Your instructions >>
Reproduce the entries exactly.

* Start Entries *

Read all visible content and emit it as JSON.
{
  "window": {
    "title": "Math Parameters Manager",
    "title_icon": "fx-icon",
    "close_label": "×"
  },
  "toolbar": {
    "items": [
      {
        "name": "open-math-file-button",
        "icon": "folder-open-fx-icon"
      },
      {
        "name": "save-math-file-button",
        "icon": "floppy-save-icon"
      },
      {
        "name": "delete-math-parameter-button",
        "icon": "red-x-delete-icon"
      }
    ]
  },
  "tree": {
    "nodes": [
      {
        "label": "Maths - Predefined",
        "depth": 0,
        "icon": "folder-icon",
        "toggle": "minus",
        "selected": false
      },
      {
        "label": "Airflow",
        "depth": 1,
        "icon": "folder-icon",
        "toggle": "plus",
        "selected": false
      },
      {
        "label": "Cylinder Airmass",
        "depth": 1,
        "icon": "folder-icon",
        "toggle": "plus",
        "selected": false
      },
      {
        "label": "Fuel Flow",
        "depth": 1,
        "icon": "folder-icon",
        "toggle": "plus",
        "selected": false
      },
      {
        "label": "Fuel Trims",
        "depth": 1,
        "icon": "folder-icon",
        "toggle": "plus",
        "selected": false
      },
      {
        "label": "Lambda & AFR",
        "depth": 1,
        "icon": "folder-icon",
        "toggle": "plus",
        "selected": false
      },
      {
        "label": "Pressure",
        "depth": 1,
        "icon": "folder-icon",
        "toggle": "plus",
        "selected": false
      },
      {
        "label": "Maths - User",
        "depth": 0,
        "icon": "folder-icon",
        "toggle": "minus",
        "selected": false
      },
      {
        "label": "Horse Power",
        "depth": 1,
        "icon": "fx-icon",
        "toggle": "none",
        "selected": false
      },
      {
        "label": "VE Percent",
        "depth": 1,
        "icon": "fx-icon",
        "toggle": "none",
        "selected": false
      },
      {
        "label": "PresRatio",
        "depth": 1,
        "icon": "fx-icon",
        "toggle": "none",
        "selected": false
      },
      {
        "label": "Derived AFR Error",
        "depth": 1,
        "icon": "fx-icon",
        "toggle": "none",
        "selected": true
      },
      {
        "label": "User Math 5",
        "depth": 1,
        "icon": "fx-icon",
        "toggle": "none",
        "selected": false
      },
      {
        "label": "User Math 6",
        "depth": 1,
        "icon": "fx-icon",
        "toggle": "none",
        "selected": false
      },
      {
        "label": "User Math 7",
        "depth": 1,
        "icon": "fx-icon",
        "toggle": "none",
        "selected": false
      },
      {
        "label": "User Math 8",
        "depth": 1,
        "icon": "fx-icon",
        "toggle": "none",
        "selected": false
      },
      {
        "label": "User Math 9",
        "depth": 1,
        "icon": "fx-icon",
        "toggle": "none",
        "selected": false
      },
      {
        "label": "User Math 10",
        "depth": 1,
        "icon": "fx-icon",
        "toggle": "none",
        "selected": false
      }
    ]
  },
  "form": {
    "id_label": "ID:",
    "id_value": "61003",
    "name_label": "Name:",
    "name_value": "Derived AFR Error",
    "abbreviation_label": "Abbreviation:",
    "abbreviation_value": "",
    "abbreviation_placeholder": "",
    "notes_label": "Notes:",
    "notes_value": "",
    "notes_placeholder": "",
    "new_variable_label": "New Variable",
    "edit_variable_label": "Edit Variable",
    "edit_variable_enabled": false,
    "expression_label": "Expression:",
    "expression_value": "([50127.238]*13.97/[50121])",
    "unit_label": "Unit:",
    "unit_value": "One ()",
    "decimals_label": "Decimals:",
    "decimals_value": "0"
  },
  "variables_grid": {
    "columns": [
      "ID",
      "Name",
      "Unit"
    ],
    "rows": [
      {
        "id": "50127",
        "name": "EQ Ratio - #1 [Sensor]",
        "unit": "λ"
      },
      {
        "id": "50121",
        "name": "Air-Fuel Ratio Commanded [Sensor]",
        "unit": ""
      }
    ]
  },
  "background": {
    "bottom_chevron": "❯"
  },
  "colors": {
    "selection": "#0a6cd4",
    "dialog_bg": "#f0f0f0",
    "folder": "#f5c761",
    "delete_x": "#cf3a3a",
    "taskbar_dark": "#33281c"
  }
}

* End Entries *

Written response >>
Read all visible content and emit it as JSON.
{
  "window": {
    "title": "Math Parameters Manager",
    "title_icon": "fx-icon",
    "close_label": "×"
  },
  "toolbar": {
    "items": [
      {
        "name": "open-math-file-button",
        "icon": "folder-open-fx-icon"
      },
      {
        "name": "save-math-file-button",
        "icon": "floppy-save-icon"
      },
      {
        "name": "delete-math-parameter-button",
        "icon": "red-x-delete-icon"
      }
    ]
  },
  "tree": {
    "nodes": [
      {
        "label": "Maths - Predefined",
        "depth": 0,
        "icon": "folder-icon",
        "toggle": "minus",
        "selected": false
      },
      {
        "label": "Airflow",
        "depth": 1,
        "icon": "folder-icon",
        "toggle": "plus",
        "selected": false
      },
      {
        "label": "Cylinder Airmass",
        "depth": 1,
        "icon": "folder-icon",
        "toggle": "plus",
        "selected": false
      },
      {
        "label": "Fuel Flow",
        "depth": 1,
        "icon": "folder-icon",
        "toggle": "plus",
        "selected": false
      },
      {
        "label": "Fuel Trims",
        "depth": 1,
        "icon": "folder-icon",
        "toggle": "plus",
        "selected": false
      },
      {
        "label": "Lambda & AFR",
        "depth": 1,
        "icon": "folder-icon",
        "toggle": "plus",
        "selected": false
      },
      {
        "label": "Pressure",
        "depth": 1,
        "icon": "folder-icon",
        "toggle": "plus",
        "selected": false
      },
      {
        "label": "Maths - User",
        "depth": 0,
        "icon": "folder-icon",
        "toggle": "minus",
        "selected": false
      },
      {
        "label": "Horse Power",
        "depth": 1,
        "icon": "fx-icon",
        "toggle": "none",
        "selected": false
      },
      {
        "label": "VE Percent",
        "depth": 1,
        "icon": "fx-icon",
        "toggle": "none",
        "selected": false
      },
      {
        "label": "PresRatio",
        "depth": 1,
        "icon": "fx-icon",
        "toggle": "none",
        "selected": false
      },
      {
        "label": "Derived AFR Error",
        "depth": 1,
        "icon": "fx-icon",
        "toggle": "none",
        "selected": true
      },
      {
        "label": "User Math 5",
        "depth": 1,
        "icon": "fx-icon",
        "toggle": "none",
        "selected": false
      },
      {
        "label": "User Math 6",
        "depth": 1,
        "icon": "fx-icon",
        "toggle": "none",
        "selected": false
      },
      {
        "label": "User Math 7",
        "depth": 1,
        "icon": "fx-icon",
        "toggle": "none",
        "selected": false
      },
      {
        "label": "User Math 8",
        "depth": 1,
        "icon": "fx-icon",
        "toggle": "none",
        "selected": false
      },
      {
        "label": "User Math 9",
        "depth": 1,
        "icon": "fx-icon",
        "toggle": "none",
        "selected": false
      },
      {
        "label": "User Math 10",
        "depth": 1,
        "icon": "fx-icon",
        "toggle": "none",
        "selected": false
      }
    ]
  },
  "form": {
    "id_label": "ID:",
    "id_value": "61003",
    "name_label": "Name:",
    "name_value": "Derived AFR Error",
    "abbreviation_label": "Abbreviation:",
    "abbreviation_value": "",
    "abbreviation_placeholder": "",
    "notes_label": "Notes:",
    "notes_value": "",
    "notes_placeholder": "",
    "new_variable_label": "New Variable",
    "edit_variable_label": "Edit Variable",
    "edit_variable_enabled": false,
    "expression_label": "Expression:",
    "expression_value": "([50127.238]*13.97/[50121])",
    "unit_label": "Unit:",
    "unit_value": "One ()",
    "decimals_label": "Decimals:",
    "decimals_value": "0"
  },
  "variables_grid": {
    "columns": [
      "ID",
      "Name",
      "Unit"
    ],
    "rows": [
      {
        "id": "50127",
        "name": "EQ Ratio - #1 [Sensor]",
        "unit": "λ"
      },
      {
        "id": "50121",
        "name": "Air-Fuel Ratio Commanded [Sensor]",
        "unit": ""
      }
    ]
  },
  "background": {
    "bottom_chevron": "❯"
  },
  "colors": {
    "selection": "#0a6cd4",
    "dialog_bg": "#f0f0f0",
    "folder": "#f5c761",
    "delete_x": "#cf3a3a",
    "taskbar_dark": "#33281c"
  }
}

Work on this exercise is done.